§ **What to work on**
Reproduce each record exactly.

──────── Dataset ────────

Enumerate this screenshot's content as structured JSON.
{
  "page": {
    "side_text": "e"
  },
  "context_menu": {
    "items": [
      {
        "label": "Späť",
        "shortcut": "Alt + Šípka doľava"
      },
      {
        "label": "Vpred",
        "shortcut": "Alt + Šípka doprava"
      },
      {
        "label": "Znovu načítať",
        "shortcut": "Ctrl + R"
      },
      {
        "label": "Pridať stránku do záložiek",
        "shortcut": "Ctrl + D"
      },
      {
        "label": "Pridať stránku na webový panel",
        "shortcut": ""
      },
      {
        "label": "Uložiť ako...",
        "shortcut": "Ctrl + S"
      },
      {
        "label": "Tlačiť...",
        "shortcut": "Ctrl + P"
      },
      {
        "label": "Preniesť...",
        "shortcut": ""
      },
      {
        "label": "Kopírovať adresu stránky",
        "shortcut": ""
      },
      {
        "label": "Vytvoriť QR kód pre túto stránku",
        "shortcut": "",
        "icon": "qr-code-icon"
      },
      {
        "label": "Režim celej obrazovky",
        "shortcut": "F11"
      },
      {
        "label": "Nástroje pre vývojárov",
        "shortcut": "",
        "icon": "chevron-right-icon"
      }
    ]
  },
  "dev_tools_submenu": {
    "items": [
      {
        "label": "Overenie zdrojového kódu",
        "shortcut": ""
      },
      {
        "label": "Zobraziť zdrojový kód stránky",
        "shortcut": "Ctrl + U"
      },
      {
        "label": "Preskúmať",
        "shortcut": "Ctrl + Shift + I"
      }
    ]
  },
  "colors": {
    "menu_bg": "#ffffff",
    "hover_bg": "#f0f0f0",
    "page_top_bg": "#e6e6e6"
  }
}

────────

§ **Full output**
Enumerate this screenshot's content as structured JSON.
{
  "page": {
    "side_text": "e"
  },
  "context_menu": {
    "items": [
      {
        "label": "Späť",
        "shortcut": "Alt + Šípka doľava"
      },
      {
        "label": "Vpred",
        "shortcut": "Alt + Šípka doprava"
      },
      {
        "label": "Znovu načítať",
        "shortcut": "Ctrl + R"
      },
      {
        "label": "Pridať stránku do záložiek",
        "shortcut": "Ctrl + D"
      },
      {
        "label": "Pridať stránku na webový panel",
        "shortcut": ""
      },
      {
        "label": "Uložiť ako...",
        "shortcut": "Ctrl + S"
      },
      {
        "label": "Tlačiť...",
        "shortcut": "Ctrl + P"
      },
      {
        "label": "Preniesť...",
        "shortcut": ""
      },
      {
        "label": "Kopírovať adresu stránky",
        "shortcut": ""
      },
      {
        "label": "Vytvoriť QR kód pre túto stránku",
        "shortcut": "",
        "icon": "qr-code-icon"
      },
      {
        "label": "Režim celej obrazovky",
        "shortcut": "F11"
      },
      {
        "label": "Nástroje pre vývojárov",
        "shortcut": "",
        "icon": "chevron-right-icon"
      }
    ]
  },
  "dev_tools_submenu": {
    "items": [
      {
        "label": "Overenie zdrojového kódu",
        "shortcut": ""
      },
      {
        "label": "Zobraziť zdrojový kód stránky",
        "shortcut": "Ctrl + U"
      },
      {
        "label": "Preskúmať",
        "shortcut": "Ctrl + Shift + I"
      }
    ]
  },
  "colors": {
    "menu_bg": "#ffffff",
    "hover_bg": "#f0f0f0",
    "page_top_bg": "#e6e6e6"
  }
}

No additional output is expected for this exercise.